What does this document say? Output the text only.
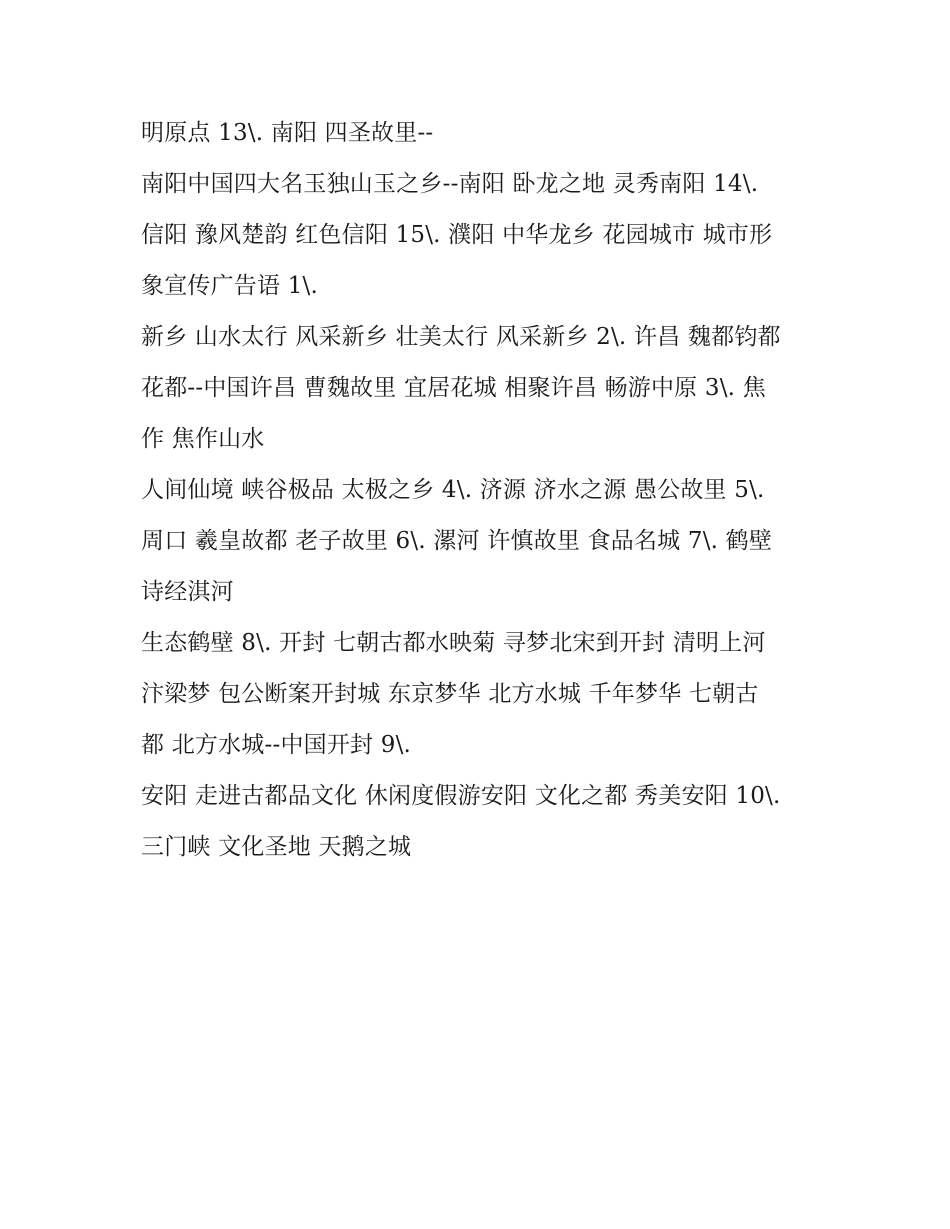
明原点 13\. 南阳 四圣故里--
南阳中国四大名玉独山玉之乡--南阳 卧龙之地 灵秀南阳 14\.
信阳 豫风楚韵 红色信阳 15\. 濮阳 中华龙乡 花园城市 城市形
象宣传广告语 1\.
新乡 山水太行 风采新乡 壮美太行 风采新乡 2\. 许昌 魏都钧都
花都--中国许昌 曹魏故里 宜居花城 相聚许昌 畅游中原 3\. 焦
作 焦作山水
人间仙境 峡谷极品 太极之乡 4\. 济源 济水之源 愚公故里 5\.
周口 羲皇故都 老子故里 6\. 漯河 许慎故里 食品名城 7\. 鹤壁
诗经淇河
生态鹤壁 8\. 开封 七朝古都水映菊 寻梦北宋到开封 清明上河
汴梁梦 包公断案开封城 东京梦华 北方水城 千年梦华 七朝古
都 北方水城--中国开封 9\.
安阳 走进古都品文化 休闲度假游安阳 文化之都 秀美安阳 10\.
三门峡 文化圣地 天鹅之城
◆ ◆ ◆
# REQUEST
For the listing above, identify each line bearing "北方水城".

# FULL RESPONSE
汴梁梦 包公断案开封城 东京梦华 北方水城 千年梦华 七朝古
都 北方水城--中国开封 9\.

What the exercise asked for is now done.